▶ _Dataset records_:
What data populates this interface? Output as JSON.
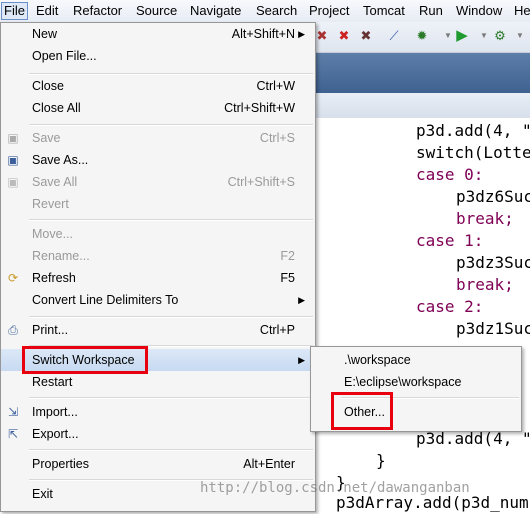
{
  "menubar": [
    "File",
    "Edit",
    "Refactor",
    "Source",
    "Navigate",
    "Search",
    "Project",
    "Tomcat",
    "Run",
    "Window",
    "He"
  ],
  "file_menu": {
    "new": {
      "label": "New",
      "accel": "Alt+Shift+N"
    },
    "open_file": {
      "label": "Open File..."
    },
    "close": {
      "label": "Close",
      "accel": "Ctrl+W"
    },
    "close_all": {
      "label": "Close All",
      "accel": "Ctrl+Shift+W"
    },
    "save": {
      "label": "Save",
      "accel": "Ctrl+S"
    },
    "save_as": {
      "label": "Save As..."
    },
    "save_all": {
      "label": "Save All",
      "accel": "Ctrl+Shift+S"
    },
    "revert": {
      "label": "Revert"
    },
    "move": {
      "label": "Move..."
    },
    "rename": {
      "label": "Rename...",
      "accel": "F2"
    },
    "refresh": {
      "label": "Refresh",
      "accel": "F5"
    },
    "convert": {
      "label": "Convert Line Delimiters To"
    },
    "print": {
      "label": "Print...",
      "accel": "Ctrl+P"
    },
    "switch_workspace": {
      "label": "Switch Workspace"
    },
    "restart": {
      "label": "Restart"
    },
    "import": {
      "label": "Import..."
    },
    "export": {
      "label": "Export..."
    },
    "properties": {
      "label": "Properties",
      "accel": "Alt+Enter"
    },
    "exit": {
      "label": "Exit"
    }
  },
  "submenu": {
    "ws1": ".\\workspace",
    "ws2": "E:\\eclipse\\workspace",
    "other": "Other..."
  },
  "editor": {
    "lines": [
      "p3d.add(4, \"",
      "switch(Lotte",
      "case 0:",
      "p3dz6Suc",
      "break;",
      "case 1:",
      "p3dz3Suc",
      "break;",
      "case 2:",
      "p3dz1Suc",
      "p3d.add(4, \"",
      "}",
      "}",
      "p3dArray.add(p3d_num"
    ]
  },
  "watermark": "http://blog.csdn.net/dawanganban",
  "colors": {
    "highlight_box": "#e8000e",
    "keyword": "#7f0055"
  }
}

▶ _What to work on_:
Will you set down the records word for word while leaving out every picture?

▶ _Response to the exercise_:
What data populates this interface? Output as JSON.
{
  "menubar": [
    "File",
    "Edit",
    "Refactor",
    "Source",
    "Navigate",
    "Search",
    "Project",
    "Tomcat",
    "Run",
    "Window",
    "He"
  ],
  "file_menu": {
    "new": {
      "label": "New",
      "accel": "Alt+Shift+N"
    },
    "open_file": {
      "label": "Open File..."
    },
    "close": {
      "label": "Close",
      "accel": "Ctrl+W"
    },
    "close_all": {
      "label": "Close All",
      "accel": "Ctrl+Shift+W"
    },
    "save": {
      "label": "Save",
      "accel": "Ctrl+S"
    },
    "save_as": {
      "label": "Save As..."
    },
    "save_all": {
      "label": "Save All",
      "accel": "Ctrl+Shift+S"
    },
    "revert": {
      "label": "Revert"
    },
    "move": {
      "label": "Move..."
    },
    "rename": {
      "label": "Rename...",
      "accel": "F2"
    },
    "refresh": {
      "label": "Refresh",
      "accel": "F5"
    },
    "convert": {
      "label": "Convert Line Delimiters To"
    },
    "print": {
      "label": "Print...",
      "accel": "Ctrl+P"
    },
    "switch_workspace": {
      "label": "Switch Workspace"
    },
    "restart": {
      "label": "Restart"
    },
    "import": {
      "label": "Import..."
    },
    "export": {
      "label": "Export..."
    },
    "properties": {
      "label": "Properties",
      "accel": "Alt+Enter"
    },
    "exit": {
      "label": "Exit"
    }
  },
  "submenu": {
    "ws1": ".\\workspace",
    "ws2": "E:\\eclipse\\workspace",
    "other": "Other..."
  },
  "editor": {
    "lines": [
      "p3d.add(4, \"",
      "switch(Lotte",
      "case 0:",
      "p3dz6Suc",
      "break;",
      "case 1:",
      "p3dz3Suc",
      "break;",
      "case 2:",
      "p3dz1Suc",
      "p3d.add(4, \"",
      "}",
      "}",
      "p3dArray.add(p3d_num"
    ]
  },
  "watermark": "http://blog.csdn.net/dawanganban",
  "colors": {
    "highlight_box": "#e8000e",
    "keyword": "#7f0055"
  }
}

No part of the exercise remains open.